Task description: Search the data for the word "Years" and copy every line where it occurs.
====== The records
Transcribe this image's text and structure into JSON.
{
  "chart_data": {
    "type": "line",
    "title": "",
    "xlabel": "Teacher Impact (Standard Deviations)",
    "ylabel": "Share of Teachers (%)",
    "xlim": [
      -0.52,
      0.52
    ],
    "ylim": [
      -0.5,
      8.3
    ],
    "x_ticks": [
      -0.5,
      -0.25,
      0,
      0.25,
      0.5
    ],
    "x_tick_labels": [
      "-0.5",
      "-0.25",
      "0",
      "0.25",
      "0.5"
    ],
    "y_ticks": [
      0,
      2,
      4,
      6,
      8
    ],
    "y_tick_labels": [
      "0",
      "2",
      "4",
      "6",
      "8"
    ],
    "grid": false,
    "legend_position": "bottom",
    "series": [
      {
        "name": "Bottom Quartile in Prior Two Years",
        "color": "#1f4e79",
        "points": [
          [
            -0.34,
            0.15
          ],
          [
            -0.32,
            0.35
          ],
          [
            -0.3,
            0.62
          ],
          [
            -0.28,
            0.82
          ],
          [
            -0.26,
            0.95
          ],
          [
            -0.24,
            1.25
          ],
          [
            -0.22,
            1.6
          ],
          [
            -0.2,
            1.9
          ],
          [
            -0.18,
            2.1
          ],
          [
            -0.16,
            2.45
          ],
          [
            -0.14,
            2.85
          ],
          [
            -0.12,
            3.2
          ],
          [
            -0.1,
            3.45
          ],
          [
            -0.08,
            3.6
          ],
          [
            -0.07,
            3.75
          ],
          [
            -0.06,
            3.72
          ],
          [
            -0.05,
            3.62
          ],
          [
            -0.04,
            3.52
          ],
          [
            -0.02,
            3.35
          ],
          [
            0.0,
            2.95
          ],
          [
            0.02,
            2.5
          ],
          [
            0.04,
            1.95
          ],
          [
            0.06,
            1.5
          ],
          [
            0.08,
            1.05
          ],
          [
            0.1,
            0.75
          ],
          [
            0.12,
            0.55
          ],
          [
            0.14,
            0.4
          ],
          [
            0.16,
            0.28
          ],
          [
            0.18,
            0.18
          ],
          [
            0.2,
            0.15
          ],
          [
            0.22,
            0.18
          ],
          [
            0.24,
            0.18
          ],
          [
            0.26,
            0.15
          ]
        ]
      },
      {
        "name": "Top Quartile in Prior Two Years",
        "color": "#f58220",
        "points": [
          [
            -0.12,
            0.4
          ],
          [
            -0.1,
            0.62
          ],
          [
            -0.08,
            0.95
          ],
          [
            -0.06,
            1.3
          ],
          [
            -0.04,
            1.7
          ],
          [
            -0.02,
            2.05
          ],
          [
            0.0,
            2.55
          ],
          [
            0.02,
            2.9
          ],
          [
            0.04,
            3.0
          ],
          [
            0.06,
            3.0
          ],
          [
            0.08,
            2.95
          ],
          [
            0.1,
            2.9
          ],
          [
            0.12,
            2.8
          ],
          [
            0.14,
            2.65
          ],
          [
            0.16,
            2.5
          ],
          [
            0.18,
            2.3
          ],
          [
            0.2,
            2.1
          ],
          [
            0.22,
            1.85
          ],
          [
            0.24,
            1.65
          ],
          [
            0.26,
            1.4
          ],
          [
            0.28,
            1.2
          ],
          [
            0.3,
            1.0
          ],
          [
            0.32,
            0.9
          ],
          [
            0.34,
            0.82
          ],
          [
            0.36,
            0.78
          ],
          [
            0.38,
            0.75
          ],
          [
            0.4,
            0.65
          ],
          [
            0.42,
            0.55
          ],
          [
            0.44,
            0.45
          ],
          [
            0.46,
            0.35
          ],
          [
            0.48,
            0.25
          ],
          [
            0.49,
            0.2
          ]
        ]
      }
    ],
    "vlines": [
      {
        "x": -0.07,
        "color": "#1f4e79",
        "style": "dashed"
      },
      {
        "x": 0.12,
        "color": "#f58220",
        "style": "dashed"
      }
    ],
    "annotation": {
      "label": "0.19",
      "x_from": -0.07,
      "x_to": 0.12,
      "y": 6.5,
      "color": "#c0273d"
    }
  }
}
============
Exercise solution:
        "name": "Bottom Quartile in Prior Two Years",
        "name": "Top Quartile in Prior Two Years",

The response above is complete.